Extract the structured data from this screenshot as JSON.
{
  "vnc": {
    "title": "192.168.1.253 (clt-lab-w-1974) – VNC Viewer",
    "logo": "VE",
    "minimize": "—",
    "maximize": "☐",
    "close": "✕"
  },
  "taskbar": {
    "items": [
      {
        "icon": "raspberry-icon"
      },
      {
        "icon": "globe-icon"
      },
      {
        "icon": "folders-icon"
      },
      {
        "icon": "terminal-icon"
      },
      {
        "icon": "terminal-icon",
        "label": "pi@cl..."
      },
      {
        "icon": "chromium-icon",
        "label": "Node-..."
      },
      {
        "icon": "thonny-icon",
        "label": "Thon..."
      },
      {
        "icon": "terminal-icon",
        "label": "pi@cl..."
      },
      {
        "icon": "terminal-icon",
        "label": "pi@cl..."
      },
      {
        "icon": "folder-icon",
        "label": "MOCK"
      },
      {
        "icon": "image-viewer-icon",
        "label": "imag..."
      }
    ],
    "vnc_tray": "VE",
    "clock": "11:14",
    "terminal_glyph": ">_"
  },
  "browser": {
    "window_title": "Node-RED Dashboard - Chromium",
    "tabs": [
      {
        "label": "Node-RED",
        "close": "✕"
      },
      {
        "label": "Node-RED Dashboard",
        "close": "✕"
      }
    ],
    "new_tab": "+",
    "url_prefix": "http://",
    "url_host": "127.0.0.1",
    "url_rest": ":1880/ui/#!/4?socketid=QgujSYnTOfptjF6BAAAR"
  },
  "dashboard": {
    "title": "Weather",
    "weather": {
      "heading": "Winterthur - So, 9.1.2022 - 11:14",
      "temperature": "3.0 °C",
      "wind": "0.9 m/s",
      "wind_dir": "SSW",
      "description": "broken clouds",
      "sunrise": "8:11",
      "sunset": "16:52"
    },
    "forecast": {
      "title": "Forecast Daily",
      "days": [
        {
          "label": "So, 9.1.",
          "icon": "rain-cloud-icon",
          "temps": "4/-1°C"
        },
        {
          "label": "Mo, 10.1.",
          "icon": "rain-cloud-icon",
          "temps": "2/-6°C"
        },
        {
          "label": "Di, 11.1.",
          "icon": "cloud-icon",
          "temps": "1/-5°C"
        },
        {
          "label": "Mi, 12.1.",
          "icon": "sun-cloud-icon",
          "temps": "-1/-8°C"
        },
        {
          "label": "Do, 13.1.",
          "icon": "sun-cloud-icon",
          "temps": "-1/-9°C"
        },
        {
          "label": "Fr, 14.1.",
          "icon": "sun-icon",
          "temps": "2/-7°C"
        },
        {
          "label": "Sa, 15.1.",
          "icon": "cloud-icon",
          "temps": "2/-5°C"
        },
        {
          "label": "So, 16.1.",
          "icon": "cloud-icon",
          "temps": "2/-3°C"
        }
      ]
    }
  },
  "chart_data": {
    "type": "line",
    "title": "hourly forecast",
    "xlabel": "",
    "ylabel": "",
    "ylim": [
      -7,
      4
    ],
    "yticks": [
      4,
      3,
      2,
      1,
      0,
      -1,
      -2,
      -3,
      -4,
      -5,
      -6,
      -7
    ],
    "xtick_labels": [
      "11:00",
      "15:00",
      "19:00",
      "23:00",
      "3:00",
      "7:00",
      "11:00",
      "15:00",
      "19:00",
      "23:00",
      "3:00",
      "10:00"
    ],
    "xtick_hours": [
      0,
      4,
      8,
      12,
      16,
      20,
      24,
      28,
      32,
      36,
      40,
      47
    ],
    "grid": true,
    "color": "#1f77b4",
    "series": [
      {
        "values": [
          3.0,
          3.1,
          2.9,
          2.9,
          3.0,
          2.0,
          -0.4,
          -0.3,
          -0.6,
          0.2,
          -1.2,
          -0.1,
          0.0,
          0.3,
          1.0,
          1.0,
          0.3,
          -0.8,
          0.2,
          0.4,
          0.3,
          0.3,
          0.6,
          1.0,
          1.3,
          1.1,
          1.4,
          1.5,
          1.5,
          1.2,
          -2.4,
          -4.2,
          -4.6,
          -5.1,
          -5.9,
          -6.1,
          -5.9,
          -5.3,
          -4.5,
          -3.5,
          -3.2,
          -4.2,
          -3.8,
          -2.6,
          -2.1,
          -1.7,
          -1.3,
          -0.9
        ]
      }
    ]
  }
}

▸ **What is required**
Give the listing above again, word for word.

▸ **Expected answer**
Extract the structured data from this screenshot as JSON.
{
  "vnc": {
    "title": "192.168.1.253 (clt-lab-w-1974) – VNC Viewer",
    "logo": "VE",
    "minimize": "—",
    "maximize": "☐",
    "close": "✕"
  },
  "taskbar": {
    "items": [
      {
        "icon": "raspberry-icon"
      },
      {
        "icon": "globe-icon"
      },
      {
        "icon": "folders-icon"
      },
      {
        "icon": "terminal-icon"
      },
      {
        "icon": "terminal-icon",
        "label": "pi@cl..."
      },
      {
        "icon": "chromium-icon",
        "label": "Node-..."
      },
      {
        "icon": "thonny-icon",
        "label": "Thon..."
      },
      {
        "icon": "terminal-icon",
        "label": "pi@cl..."
      },
      {
        "icon": "terminal-icon",
        "label": "pi@cl..."
      },
      {
        "icon": "folder-icon",
        "label": "MOCK"
      },
      {
        "icon": "image-viewer-icon",
        "label": "imag..."
      }
    ],
    "vnc_tray": "VE",
    "clock": "11:14",
    "terminal_glyph": ">_"
  },
  "browser": {
    "window_title": "Node-RED Dashboard - Chromium",
    "tabs": [
      {
        "label": "Node-RED",
        "close": "✕"
      },
      {
        "label": "Node-RED Dashboard",
        "close": "✕"
      }
    ],
    "new_tab": "+",
    "url_prefix": "http://",
    "url_host": "127.0.0.1",
    "url_rest": ":1880/ui/#!/4?socketid=QgujSYnTOfptjF6BAAAR"
  },
  "dashboard": {
    "title": "Weather",
    "weather": {
      "heading": "Winterthur - So, 9.1.2022 - 11:14",
      "temperature": "3.0 °C",
      "wind": "0.9 m/s",
      "wind_dir": "SSW",
      "description": "broken clouds",
      "sunrise": "8:11",
      "sunset": "16:52"
    },
    "forecast": {
      "title": "Forecast Daily",
      "days": [
        {
          "label": "So, 9.1.",
          "icon": "rain-cloud-icon",
          "temps": "4/-1°C"
        },
        {
          "label": "Mo, 10.1.",
          "icon": "rain-cloud-icon",
          "temps": "2/-6°C"
        },
        {
          "label": "Di, 11.1.",
          "icon": "cloud-icon",
          "temps": "1/-5°C"
        },
        {
          "label": "Mi, 12.1.",
          "icon": "sun-cloud-icon",
          "temps": "-1/-8°C"
        },
        {
          "label": "Do, 13.1.",
          "icon": "sun-cloud-icon",
          "temps": "-1/-9°C"
        },
        {
          "label": "Fr, 14.1.",
          "icon": "sun-icon",
          "temps": "2/-7°C"
        },
        {
          "label": "Sa, 15.1.",
          "icon": "cloud-icon",
          "temps": "2/-5°C"
        },
        {
          "label": "So, 16.1.",
          "icon": "cloud-icon",
          "temps": "2/-3°C"
        }
      ]
    }
  },
  "chart_data": {
    "type": "line",
    "title": "hourly forecast",
    "xlabel": "",
    "ylabel": "",
    "ylim": [
      -7,
      4
    ],
    "yticks": [
      4,
      3,
      2,
      1,
      0,
      -1,
      -2,
      -3,
      -4,
      -5,
      -6,
      -7
    ],
    "xtick_labels": [
      "11:00",
      "15:00",
      "19:00",
      "23:00",
      "3:00",
      "7:00",
      "11:00",
      "15:00",
      "19:00",
      "23:00",
      "3:00",
      "10:00"
    ],
    "xtick_hours": [
      0,
      4,
      8,
      12,
      16,
      20,
      24,
      28,
      32,
      36,
      40,
      47
    ],
    "grid": true,
    "color": "#1f77b4",
    "series": [
      {
        "values": [
          3.0,
          3.1,
          2.9,
          2.9,
          3.0,
          2.0,
          -0.4,
          -0.3,
          -0.6,
          0.2,
          -1.2,
          -0.1,
          0.0,
          0.3,
          1.0,
          1.0,
          0.3,
          -0.8,
          0.2,
          0.4,
          0.3,
          0.3,
          0.6,
          1.0,
          1.3,
          1.1,
          1.4,
          1.5,
          1.5,
          1.2,
          -2.4,
          -4.2,
          -4.6,
          -5.1,
          -5.9,
          -6.1,
          -5.9,
          -5.3,
          -4.5,
          -3.5,
          -3.2,
          -4.2,
          -3.8,
          -2.6,
          -2.1,
          -1.7,
          -1.3,
          -0.9
        ]
      }
    ]
  }
}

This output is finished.